=== Direction ===
In the records below, change every "data-point" to "scatter-point" and leave everything else as it is.

=== Exercise material ===
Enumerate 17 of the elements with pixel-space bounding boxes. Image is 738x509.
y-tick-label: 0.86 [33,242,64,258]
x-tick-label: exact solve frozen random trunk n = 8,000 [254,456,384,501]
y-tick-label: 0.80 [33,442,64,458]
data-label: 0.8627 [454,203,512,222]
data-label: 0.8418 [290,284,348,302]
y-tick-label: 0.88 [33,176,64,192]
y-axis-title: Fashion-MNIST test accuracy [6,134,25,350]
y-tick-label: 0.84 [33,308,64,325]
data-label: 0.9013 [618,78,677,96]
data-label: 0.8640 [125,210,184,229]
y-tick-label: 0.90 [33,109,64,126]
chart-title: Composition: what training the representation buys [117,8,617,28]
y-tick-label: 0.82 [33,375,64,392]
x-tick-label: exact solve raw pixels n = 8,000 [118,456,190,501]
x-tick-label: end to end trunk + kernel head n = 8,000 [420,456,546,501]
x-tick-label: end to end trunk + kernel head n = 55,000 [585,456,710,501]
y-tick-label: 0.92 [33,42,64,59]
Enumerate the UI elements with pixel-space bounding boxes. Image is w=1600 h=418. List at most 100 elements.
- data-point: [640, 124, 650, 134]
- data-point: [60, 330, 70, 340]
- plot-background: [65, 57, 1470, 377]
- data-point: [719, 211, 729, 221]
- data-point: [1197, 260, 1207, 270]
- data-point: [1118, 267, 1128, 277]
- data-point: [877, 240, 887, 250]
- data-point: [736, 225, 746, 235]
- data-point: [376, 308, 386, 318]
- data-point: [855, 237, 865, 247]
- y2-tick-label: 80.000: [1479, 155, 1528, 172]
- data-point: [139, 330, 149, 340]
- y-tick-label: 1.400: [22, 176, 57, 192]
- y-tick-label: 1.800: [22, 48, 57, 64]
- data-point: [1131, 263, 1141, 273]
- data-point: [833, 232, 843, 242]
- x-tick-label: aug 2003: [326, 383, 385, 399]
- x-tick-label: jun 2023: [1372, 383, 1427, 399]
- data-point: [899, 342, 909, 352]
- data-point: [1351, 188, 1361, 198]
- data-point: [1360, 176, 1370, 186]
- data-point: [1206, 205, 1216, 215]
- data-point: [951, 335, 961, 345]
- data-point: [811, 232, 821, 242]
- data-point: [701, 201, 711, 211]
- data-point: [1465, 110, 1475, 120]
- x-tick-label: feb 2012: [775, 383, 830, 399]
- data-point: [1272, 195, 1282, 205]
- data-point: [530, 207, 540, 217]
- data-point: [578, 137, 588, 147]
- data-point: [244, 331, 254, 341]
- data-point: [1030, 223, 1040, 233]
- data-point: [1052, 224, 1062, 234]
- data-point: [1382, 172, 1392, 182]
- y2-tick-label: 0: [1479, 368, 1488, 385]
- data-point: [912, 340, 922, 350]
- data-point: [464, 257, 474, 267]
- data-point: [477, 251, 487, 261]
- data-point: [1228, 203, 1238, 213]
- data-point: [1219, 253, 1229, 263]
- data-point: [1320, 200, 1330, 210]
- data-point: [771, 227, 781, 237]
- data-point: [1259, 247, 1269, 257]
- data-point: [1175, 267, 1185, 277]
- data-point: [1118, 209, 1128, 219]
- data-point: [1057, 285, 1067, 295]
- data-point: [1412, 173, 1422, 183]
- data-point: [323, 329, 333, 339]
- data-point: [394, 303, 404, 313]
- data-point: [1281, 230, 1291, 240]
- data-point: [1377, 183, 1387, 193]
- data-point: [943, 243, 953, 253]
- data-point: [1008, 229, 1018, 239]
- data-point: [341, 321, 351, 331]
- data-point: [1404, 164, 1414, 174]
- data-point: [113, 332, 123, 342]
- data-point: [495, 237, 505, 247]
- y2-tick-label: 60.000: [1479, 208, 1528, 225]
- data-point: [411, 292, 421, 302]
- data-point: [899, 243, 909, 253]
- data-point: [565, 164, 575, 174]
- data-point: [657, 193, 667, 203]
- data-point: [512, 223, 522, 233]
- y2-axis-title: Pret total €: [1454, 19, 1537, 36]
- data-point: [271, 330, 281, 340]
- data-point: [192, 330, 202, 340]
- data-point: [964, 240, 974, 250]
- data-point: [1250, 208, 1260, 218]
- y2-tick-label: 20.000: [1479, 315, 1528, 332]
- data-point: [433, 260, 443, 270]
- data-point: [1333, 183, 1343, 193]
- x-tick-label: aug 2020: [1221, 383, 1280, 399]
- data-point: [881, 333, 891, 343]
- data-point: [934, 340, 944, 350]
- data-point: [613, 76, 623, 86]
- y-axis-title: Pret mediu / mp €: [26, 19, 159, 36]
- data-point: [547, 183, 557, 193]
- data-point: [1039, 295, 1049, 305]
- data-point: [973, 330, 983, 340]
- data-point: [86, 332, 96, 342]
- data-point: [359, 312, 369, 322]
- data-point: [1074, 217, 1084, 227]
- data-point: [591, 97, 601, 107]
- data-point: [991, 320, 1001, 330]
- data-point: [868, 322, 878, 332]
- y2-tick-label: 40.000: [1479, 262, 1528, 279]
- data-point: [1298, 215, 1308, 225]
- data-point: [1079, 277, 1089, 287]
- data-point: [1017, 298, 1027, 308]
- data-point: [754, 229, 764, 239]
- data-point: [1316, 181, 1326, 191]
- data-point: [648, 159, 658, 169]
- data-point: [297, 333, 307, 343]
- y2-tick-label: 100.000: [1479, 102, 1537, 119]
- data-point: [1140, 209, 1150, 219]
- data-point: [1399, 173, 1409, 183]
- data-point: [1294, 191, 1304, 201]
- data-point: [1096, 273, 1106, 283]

=== Exercise output ===
Enumerate 17 of the elements with pixel-space bounding boxes. Image is 738x509.
y-tick-label: 0.86 [33,242,64,258]
x-tick-label: exact solve frozen random trunk n = 8,000 [254,456,384,501]
y-tick-label: 0.80 [33,442,64,458]
data-label: 0.8627 [454,203,512,222]
data-label: 0.8418 [290,284,348,302]
y-tick-label: 0.88 [33,176,64,192]
y-axis-title: Fashion-MNIST test accuracy [6,134,25,350]
y-tick-label: 0.84 [33,308,64,325]
data-label: 0.9013 [618,78,677,96]
data-label: 0.8640 [125,210,184,229]
y-tick-label: 0.90 [33,109,64,126]
chart-title: Composition: what training the representation buys [117,8,617,28]
y-tick-label: 0.82 [33,375,64,392]
x-tick-label: exact solve raw pixels n = 8,000 [118,456,190,501]
x-tick-label: end to end trunk + kernel head n = 8,000 [420,456,546,501]
x-tick-label: end to end trunk + kernel head n = 55,000 [585,456,710,501]
y-tick-label: 0.92 [33,42,64,59]
Enumerate the UI elements with pixel-space bounding boxes. Image is w=1600 h=418. List at most 100 elements.
- scatter-point: [640, 124, 650, 134]
- scatter-point: [60, 330, 70, 340]
- plot-background: [65, 57, 1470, 377]
- scatter-point: [719, 211, 729, 221]
- scatter-point: [1197, 260, 1207, 270]
- scatter-point: [1118, 267, 1128, 277]
- scatter-point: [877, 240, 887, 250]
- scatter-point: [736, 225, 746, 235]
- scatter-point: [376, 308, 386, 318]
- scatter-point: [855, 237, 865, 247]
- y2-tick-label: 80.000: [1479, 155, 1528, 172]
- scatter-point: [139, 330, 149, 340]
- y-tick-label: 1.400: [22, 176, 57, 192]
- y-tick-label: 1.800: [22, 48, 57, 64]
- scatter-point: [1131, 263, 1141, 273]
- scatter-point: [833, 232, 843, 242]
- x-tick-label: aug 2003: [326, 383, 385, 399]
- x-tick-label: jun 2023: [1372, 383, 1427, 399]
- scatter-point: [899, 342, 909, 352]
- scatter-point: [1351, 188, 1361, 198]
- scatter-point: [1360, 176, 1370, 186]
- scatter-point: [1206, 205, 1216, 215]
- scatter-point: [951, 335, 961, 345]
- scatter-point: [811, 232, 821, 242]
- scatter-point: [701, 201, 711, 211]
- scatter-point: [1465, 110, 1475, 120]
- x-tick-label: feb 2012: [775, 383, 830, 399]
- scatter-point: [1272, 195, 1282, 205]
- scatter-point: [530, 207, 540, 217]
- scatter-point: [578, 137, 588, 147]
- scatter-point: [244, 331, 254, 341]
- scatter-point: [1030, 223, 1040, 233]
- scatter-point: [1052, 224, 1062, 234]
- scatter-point: [1382, 172, 1392, 182]
- y2-tick-label: 0: [1479, 368, 1488, 385]
- scatter-point: [912, 340, 922, 350]
- scatter-point: [464, 257, 474, 267]
- scatter-point: [477, 251, 487, 261]
- scatter-point: [1228, 203, 1238, 213]
- scatter-point: [1219, 253, 1229, 263]
- scatter-point: [1320, 200, 1330, 210]
- scatter-point: [771, 227, 781, 237]
- scatter-point: [1259, 247, 1269, 257]
- scatter-point: [1175, 267, 1185, 277]
- scatter-point: [1118, 209, 1128, 219]
- scatter-point: [1057, 285, 1067, 295]
- scatter-point: [1412, 173, 1422, 183]
- scatter-point: [323, 329, 333, 339]
- scatter-point: [394, 303, 404, 313]
- scatter-point: [1281, 230, 1291, 240]
- scatter-point: [1377, 183, 1387, 193]
- scatter-point: [943, 243, 953, 253]
- scatter-point: [1008, 229, 1018, 239]
- scatter-point: [341, 321, 351, 331]
- scatter-point: [1404, 164, 1414, 174]
- scatter-point: [113, 332, 123, 342]
- scatter-point: [495, 237, 505, 247]
- y2-tick-label: 60.000: [1479, 208, 1528, 225]
- scatter-point: [411, 292, 421, 302]
- scatter-point: [899, 243, 909, 253]
- scatter-point: [565, 164, 575, 174]
- scatter-point: [657, 193, 667, 203]
- scatter-point: [512, 223, 522, 233]
- y2-axis-title: Pret total €: [1454, 19, 1537, 36]
- scatter-point: [271, 330, 281, 340]
- scatter-point: [192, 330, 202, 340]
- scatter-point: [964, 240, 974, 250]
- scatter-point: [1250, 208, 1260, 218]
- y2-tick-label: 20.000: [1479, 315, 1528, 332]
- scatter-point: [433, 260, 443, 270]
- scatter-point: [1333, 183, 1343, 193]
- x-tick-label: aug 2020: [1221, 383, 1280, 399]
- scatter-point: [881, 333, 891, 343]
- scatter-point: [934, 340, 944, 350]
- scatter-point: [613, 76, 623, 86]
- y-axis-title: Pret mediu / mp €: [26, 19, 159, 36]
- scatter-point: [547, 183, 557, 193]
- scatter-point: [1039, 295, 1049, 305]
- scatter-point: [973, 330, 983, 340]
- scatter-point: [86, 332, 96, 342]
- scatter-point: [359, 312, 369, 322]
- scatter-point: [1074, 217, 1084, 227]
- scatter-point: [591, 97, 601, 107]
- scatter-point: [991, 320, 1001, 330]
- scatter-point: [868, 322, 878, 332]
- y2-tick-label: 40.000: [1479, 262, 1528, 279]
- scatter-point: [1298, 215, 1308, 225]
- scatter-point: [1079, 277, 1089, 287]
- scatter-point: [1017, 298, 1027, 308]
- scatter-point: [754, 229, 764, 239]
- scatter-point: [1316, 181, 1326, 191]
- scatter-point: [648, 159, 658, 169]
- scatter-point: [297, 333, 307, 343]
- y2-tick-label: 100.000: [1479, 102, 1537, 119]
- scatter-point: [1140, 209, 1150, 219]
- scatter-point: [1399, 173, 1409, 183]
- scatter-point: [1294, 191, 1304, 201]
- scatter-point: [1096, 273, 1106, 283]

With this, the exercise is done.